REQUIREMENT> Every line from the one containing "Enumerate this screenshot's" through the end of the data is to be copied exactly, and nothing outside that range.

RECORD EXCERPTS>
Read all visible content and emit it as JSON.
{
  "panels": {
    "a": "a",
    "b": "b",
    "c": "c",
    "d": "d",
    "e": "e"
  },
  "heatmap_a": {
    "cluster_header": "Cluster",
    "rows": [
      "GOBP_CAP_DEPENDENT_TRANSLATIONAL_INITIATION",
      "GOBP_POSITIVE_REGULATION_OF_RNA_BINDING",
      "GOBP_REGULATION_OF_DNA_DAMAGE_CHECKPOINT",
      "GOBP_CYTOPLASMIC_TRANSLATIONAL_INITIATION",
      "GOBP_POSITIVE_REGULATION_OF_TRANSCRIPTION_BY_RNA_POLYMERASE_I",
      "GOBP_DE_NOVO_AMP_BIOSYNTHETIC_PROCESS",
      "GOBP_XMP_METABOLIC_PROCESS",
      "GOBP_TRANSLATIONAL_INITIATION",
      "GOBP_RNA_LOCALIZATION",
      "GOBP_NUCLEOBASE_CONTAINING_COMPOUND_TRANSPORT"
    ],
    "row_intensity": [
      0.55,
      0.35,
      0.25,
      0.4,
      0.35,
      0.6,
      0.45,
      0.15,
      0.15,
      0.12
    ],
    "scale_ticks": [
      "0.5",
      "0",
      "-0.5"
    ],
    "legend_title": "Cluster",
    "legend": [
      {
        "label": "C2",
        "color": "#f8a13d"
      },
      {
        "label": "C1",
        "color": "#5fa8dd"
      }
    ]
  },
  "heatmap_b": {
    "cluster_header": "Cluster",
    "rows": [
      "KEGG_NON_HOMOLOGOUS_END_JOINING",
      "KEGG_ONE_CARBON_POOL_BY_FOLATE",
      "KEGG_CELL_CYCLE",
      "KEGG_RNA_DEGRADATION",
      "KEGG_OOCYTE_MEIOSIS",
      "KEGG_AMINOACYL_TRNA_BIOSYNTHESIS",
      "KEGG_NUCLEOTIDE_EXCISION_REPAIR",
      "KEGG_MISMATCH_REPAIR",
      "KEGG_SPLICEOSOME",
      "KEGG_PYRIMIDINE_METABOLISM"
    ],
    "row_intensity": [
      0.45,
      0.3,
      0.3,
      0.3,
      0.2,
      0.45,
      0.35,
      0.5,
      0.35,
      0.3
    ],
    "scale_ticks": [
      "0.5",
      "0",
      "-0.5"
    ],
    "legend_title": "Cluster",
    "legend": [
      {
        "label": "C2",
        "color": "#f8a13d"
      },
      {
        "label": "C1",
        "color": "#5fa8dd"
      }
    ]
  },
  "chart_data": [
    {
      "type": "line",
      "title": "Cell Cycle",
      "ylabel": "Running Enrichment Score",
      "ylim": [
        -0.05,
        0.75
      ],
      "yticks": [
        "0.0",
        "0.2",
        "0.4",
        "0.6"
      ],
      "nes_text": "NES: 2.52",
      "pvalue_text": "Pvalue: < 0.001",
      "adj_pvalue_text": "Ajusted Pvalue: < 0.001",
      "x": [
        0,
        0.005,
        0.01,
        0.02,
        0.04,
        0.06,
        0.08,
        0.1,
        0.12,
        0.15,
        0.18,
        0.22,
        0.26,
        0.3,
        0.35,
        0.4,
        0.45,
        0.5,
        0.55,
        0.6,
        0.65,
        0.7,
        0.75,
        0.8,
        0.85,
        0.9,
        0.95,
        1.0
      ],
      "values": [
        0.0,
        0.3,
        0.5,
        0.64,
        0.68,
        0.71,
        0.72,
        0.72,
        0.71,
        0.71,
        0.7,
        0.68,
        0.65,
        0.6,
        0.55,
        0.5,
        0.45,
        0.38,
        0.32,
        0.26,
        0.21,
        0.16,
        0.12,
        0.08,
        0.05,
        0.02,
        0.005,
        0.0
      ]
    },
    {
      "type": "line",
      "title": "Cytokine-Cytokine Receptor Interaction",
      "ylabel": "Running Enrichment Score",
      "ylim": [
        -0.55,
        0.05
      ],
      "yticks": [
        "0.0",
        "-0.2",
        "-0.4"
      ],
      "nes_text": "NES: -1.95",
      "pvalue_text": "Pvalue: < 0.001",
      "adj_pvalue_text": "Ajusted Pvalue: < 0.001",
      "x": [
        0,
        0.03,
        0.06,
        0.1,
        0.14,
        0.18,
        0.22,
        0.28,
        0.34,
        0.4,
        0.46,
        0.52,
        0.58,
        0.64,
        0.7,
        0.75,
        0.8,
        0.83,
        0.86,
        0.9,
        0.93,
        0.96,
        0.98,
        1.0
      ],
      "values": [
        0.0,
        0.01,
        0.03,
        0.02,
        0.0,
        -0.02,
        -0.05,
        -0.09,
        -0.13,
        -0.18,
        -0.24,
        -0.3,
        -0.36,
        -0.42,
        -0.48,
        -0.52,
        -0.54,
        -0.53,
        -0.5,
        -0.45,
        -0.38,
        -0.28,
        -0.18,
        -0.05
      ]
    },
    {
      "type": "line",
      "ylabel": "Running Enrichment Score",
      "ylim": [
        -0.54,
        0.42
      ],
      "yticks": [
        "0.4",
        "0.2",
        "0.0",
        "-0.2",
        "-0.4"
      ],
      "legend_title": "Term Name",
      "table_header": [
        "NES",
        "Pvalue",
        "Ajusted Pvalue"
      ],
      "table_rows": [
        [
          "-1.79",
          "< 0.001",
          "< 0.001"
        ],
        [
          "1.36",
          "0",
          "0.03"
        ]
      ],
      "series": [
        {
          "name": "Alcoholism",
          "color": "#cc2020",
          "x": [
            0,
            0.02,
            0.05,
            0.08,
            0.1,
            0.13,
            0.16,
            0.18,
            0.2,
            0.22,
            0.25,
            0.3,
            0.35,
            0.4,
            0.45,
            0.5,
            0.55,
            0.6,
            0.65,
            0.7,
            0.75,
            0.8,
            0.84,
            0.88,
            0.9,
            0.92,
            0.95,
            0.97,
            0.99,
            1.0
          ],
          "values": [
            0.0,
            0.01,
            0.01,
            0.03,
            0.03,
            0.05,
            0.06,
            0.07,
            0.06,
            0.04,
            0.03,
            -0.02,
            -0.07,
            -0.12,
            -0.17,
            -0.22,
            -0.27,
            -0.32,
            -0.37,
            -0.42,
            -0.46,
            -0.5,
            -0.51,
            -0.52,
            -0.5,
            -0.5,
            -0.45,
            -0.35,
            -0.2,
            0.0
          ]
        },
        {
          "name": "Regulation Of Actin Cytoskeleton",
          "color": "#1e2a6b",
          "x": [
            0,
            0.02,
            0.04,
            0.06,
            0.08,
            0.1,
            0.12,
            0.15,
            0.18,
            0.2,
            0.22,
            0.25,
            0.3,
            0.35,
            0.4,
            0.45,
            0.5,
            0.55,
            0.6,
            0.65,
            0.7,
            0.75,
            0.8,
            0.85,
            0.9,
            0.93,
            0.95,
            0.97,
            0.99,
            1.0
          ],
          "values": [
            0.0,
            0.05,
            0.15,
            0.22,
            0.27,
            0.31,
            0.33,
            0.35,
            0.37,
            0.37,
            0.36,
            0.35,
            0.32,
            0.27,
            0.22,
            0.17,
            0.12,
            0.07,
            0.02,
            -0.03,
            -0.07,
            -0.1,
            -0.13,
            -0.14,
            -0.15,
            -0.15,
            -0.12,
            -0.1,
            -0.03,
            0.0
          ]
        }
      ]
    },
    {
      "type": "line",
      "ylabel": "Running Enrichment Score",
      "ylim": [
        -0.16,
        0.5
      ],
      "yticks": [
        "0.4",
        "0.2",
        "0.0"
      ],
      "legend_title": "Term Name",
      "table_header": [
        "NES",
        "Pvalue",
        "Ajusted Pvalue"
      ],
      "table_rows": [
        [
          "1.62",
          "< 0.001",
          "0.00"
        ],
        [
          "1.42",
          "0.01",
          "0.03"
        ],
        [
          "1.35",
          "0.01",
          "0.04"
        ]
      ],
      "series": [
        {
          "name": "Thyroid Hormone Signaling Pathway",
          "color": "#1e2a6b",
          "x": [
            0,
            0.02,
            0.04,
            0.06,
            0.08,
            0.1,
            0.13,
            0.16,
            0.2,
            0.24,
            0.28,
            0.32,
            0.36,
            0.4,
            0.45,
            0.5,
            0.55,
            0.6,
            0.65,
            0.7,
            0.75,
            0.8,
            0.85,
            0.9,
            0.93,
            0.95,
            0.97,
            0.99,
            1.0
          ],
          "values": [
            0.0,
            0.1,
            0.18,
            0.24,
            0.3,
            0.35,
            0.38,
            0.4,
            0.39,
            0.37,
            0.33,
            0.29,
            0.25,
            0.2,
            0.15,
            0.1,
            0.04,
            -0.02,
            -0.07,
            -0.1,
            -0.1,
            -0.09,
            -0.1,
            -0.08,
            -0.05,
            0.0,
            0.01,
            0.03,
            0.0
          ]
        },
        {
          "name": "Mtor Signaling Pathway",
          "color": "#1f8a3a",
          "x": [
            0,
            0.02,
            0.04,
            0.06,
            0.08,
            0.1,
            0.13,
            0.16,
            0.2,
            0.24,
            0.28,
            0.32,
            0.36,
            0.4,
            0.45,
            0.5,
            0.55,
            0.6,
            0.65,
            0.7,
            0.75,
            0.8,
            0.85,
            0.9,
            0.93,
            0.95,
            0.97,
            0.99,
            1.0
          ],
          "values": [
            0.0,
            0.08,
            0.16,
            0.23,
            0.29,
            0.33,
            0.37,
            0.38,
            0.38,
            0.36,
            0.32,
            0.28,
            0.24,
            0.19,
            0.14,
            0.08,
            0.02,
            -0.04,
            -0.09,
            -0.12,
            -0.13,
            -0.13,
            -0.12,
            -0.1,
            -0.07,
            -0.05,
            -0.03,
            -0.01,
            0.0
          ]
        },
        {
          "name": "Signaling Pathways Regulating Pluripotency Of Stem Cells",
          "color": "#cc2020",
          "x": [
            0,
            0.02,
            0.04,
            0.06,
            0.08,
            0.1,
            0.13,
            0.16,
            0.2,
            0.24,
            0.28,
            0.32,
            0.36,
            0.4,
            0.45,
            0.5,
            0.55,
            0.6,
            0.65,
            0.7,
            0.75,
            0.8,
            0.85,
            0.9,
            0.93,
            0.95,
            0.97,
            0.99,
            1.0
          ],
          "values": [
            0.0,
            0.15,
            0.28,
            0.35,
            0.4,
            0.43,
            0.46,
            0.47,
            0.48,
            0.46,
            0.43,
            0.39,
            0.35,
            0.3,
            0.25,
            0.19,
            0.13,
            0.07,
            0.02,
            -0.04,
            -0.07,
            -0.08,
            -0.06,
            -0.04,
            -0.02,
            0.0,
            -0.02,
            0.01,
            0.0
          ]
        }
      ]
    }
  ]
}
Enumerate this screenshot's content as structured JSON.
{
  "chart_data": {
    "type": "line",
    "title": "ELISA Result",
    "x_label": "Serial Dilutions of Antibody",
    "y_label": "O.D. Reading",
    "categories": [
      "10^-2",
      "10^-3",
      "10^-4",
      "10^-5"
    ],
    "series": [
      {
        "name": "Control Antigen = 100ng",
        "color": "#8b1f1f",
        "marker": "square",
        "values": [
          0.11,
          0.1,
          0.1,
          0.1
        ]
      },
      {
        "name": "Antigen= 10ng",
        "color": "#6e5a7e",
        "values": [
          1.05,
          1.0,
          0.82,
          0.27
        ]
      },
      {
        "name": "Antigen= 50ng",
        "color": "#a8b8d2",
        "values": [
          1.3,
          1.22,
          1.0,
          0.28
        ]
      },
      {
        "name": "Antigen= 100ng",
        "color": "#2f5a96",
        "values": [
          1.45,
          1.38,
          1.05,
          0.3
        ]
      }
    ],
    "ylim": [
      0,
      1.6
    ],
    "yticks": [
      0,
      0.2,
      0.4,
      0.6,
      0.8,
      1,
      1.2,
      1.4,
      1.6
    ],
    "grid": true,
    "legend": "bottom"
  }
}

WRITTEN ANSWER>
Enumerate this screenshot's content as structured JSON.
{
  "chart_data": {
    "type": "line",
    "title": "ELISA Result",
    "x_label": "Serial Dilutions of Antibody",
    "y_label": "O.D. Reading",
    "categories": [
      "10^-2",
      "10^-3",
      "10^-4",
      "10^-5"
    ],
    "series": [
      {
        "name": "Control Antigen = 100ng",
        "color": "#8b1f1f",
        "marker": "square",
        "values": [
          0.11,
          0.1,
          0.1,
          0.1
        ]
      },
      {
        "name": "Antigen= 10ng",
        "color": "#6e5a7e",
        "values": [
          1.05,
          1.0,
          0.82,
          0.27
        ]
      },
      {
        "name": "Antigen= 50ng",
        "color": "#a8b8d2",
        "values": [
          1.3,
          1.22,
          1.0,
          0.28
        ]
      },
      {
        "name": "Antigen= 100ng",
        "color": "#2f5a96",
        "values": [
          1.45,
          1.38,
          1.05,
          0.3
        ]
      }
    ],
    "ylim": [
      0,
      1.6
    ],
    "yticks": [
      0,
      0.2,
      0.4,
      0.6,
      0.8,
      1,
      1.2,
      1.4,
      1.6
    ],
    "grid": true,
    "legend": "bottom"
  }
}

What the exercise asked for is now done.